GIVEN REQUEST => Reproduce the records verbatim from their very first line through the line that contains "997, 1811, 1458)", both included.

DATASET RECORDS =>
__________
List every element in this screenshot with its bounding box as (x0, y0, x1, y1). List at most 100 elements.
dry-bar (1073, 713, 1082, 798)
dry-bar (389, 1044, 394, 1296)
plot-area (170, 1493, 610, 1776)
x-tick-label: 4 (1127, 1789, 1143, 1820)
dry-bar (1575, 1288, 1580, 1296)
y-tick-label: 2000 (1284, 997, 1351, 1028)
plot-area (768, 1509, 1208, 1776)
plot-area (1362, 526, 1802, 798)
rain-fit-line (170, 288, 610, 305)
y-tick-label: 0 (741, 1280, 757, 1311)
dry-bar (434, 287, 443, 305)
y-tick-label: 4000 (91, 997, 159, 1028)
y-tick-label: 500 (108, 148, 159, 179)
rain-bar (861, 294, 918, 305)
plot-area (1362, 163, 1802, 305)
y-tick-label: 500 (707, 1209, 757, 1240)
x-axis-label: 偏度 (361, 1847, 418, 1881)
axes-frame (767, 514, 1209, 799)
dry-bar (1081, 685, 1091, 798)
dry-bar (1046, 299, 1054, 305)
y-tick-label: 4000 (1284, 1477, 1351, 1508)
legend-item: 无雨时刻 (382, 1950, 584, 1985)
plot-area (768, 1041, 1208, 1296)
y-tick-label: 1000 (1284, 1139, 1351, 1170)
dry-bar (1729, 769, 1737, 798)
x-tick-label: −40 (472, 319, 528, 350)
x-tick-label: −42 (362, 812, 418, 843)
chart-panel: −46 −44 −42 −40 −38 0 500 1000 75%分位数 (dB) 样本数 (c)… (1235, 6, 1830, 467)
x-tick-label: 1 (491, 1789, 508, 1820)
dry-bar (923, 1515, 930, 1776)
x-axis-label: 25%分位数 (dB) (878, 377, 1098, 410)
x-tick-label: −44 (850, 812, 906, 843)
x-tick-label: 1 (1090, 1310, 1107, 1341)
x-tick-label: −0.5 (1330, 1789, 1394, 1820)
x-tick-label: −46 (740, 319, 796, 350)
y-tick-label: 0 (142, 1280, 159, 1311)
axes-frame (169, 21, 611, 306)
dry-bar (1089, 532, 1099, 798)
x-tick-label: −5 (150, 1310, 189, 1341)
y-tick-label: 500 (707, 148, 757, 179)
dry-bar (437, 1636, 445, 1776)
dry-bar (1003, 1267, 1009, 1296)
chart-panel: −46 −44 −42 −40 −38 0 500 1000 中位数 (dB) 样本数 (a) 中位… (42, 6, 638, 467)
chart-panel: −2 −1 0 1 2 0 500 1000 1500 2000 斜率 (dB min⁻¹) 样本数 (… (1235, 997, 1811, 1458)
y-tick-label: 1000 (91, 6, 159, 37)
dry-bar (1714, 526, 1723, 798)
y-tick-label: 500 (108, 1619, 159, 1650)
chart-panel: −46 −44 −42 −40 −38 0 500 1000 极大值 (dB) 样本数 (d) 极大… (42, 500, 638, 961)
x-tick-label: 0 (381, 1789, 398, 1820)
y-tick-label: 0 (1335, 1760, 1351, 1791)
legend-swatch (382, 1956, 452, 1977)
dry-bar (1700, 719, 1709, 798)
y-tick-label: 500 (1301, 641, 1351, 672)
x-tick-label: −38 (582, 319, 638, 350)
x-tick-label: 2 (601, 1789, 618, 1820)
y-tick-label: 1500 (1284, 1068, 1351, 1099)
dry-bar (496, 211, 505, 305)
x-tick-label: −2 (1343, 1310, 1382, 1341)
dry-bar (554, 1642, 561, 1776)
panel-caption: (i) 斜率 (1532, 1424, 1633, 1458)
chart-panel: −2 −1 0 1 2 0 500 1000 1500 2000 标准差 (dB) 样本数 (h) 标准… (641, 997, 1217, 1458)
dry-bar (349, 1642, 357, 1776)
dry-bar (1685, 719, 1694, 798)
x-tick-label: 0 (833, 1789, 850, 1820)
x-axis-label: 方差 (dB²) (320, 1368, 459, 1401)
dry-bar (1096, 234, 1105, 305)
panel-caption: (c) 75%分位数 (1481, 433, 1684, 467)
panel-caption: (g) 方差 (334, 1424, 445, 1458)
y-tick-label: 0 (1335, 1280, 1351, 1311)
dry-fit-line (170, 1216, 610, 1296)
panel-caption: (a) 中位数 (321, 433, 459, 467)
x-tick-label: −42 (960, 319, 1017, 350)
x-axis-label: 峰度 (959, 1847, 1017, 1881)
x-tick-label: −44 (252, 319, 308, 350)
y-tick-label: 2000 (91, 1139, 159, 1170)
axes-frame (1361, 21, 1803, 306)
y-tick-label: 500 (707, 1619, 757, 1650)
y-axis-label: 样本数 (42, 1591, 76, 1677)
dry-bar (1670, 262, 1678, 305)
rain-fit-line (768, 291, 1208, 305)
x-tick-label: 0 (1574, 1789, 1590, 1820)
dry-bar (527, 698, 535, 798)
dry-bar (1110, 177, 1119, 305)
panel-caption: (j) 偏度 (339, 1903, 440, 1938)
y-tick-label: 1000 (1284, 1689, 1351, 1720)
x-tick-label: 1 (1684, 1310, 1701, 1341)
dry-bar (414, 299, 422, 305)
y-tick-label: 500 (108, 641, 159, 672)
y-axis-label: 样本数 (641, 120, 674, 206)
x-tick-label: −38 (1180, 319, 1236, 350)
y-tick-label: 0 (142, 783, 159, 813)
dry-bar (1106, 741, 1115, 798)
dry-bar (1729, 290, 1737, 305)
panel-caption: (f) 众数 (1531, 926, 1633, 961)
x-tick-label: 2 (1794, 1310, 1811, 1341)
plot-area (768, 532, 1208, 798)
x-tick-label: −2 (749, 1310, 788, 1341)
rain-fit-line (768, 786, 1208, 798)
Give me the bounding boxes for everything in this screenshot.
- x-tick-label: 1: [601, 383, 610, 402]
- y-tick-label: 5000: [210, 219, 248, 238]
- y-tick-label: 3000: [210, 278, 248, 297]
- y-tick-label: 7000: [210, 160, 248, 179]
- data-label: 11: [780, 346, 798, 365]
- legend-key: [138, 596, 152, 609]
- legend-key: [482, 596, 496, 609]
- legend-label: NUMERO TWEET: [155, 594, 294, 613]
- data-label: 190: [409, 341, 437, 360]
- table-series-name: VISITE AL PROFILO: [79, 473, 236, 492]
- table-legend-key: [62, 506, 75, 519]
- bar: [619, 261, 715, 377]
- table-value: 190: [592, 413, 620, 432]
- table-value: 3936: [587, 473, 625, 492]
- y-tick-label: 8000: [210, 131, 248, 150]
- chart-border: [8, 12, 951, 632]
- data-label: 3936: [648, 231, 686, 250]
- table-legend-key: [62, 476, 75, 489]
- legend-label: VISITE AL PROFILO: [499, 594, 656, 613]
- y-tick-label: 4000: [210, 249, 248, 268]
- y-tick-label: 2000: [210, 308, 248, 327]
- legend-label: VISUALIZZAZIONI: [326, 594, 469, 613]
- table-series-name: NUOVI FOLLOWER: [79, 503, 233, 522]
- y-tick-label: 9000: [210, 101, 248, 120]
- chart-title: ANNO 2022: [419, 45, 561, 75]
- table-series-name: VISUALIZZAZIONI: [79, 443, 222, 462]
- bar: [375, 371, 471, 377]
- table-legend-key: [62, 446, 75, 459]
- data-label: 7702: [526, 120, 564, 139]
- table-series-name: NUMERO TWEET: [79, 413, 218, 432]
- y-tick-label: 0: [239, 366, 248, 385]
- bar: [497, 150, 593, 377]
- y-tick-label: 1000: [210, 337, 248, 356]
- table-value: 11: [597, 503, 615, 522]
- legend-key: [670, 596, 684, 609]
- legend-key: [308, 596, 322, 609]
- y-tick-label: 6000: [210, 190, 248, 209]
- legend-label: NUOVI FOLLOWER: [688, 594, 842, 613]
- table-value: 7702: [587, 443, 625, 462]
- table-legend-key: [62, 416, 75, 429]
__________
FINISHED EXERCISE =>
List every element in this screenshot with its bounding box as (x0, y0, x1, y1). List at most 100 elements.
dry-bar (1073, 713, 1082, 798)
dry-bar (389, 1044, 394, 1296)
plot-area (170, 1493, 610, 1776)
x-tick-label: 4 (1127, 1789, 1143, 1820)
dry-bar (1575, 1288, 1580, 1296)
y-tick-label: 2000 (1284, 997, 1351, 1028)
plot-area (768, 1509, 1208, 1776)
plot-area (1362, 526, 1802, 798)
rain-fit-line (170, 288, 610, 305)
y-tick-label: 0 (741, 1280, 757, 1311)
dry-bar (434, 287, 443, 305)
y-tick-label: 4000 (91, 997, 159, 1028)
y-tick-label: 500 (108, 148, 159, 179)
rain-bar (861, 294, 918, 305)
plot-area (1362, 163, 1802, 305)
y-tick-label: 500 (707, 1209, 757, 1240)
x-axis-label: 偏度 (361, 1847, 418, 1881)
axes-frame (767, 514, 1209, 799)
dry-bar (1081, 685, 1091, 798)
dry-bar (1046, 299, 1054, 305)
y-tick-label: 4000 (1284, 1477, 1351, 1508)
legend-item: 无雨时刻 (382, 1950, 584, 1985)
plot-area (768, 1041, 1208, 1296)
y-tick-label: 1000 (1284, 1139, 1351, 1170)
dry-bar (1729, 769, 1737, 798)
x-tick-label: −40 (472, 319, 528, 350)
x-tick-label: −42 (362, 812, 418, 843)
chart-panel: −46 −44 −42 −40 −38 0 500 1000 75%分位数 (dB) 样本数 (c)… (1235, 6, 1830, 467)
x-tick-label: 1 (491, 1789, 508, 1820)
dry-bar (923, 1515, 930, 1776)
x-axis-label: 25%分位数 (dB) (878, 377, 1098, 410)
x-tick-label: −44 (850, 812, 906, 843)
x-tick-label: 1 (1090, 1310, 1107, 1341)
x-tick-label: −0.5 (1330, 1789, 1394, 1820)
x-tick-label: −46 (740, 319, 796, 350)
y-tick-label: 0 (142, 1280, 159, 1311)
axes-frame (169, 21, 611, 306)
dry-bar (1089, 532, 1099, 798)
x-tick-label: −5 (150, 1310, 189, 1341)
y-tick-label: 500 (707, 148, 757, 179)
dry-bar (437, 1636, 445, 1776)
dry-bar (1003, 1267, 1009, 1296)
chart-panel: −46 −44 −42 −40 −38 0 500 1000 中位数 (dB) 样本数 (a) 中位… (42, 6, 638, 467)
chart-panel: −2 −1 0 1 2 0 500 1000 1500 2000 斜率 (dB min⁻¹) 样本数 (… (1235, 997, 1811, 1458)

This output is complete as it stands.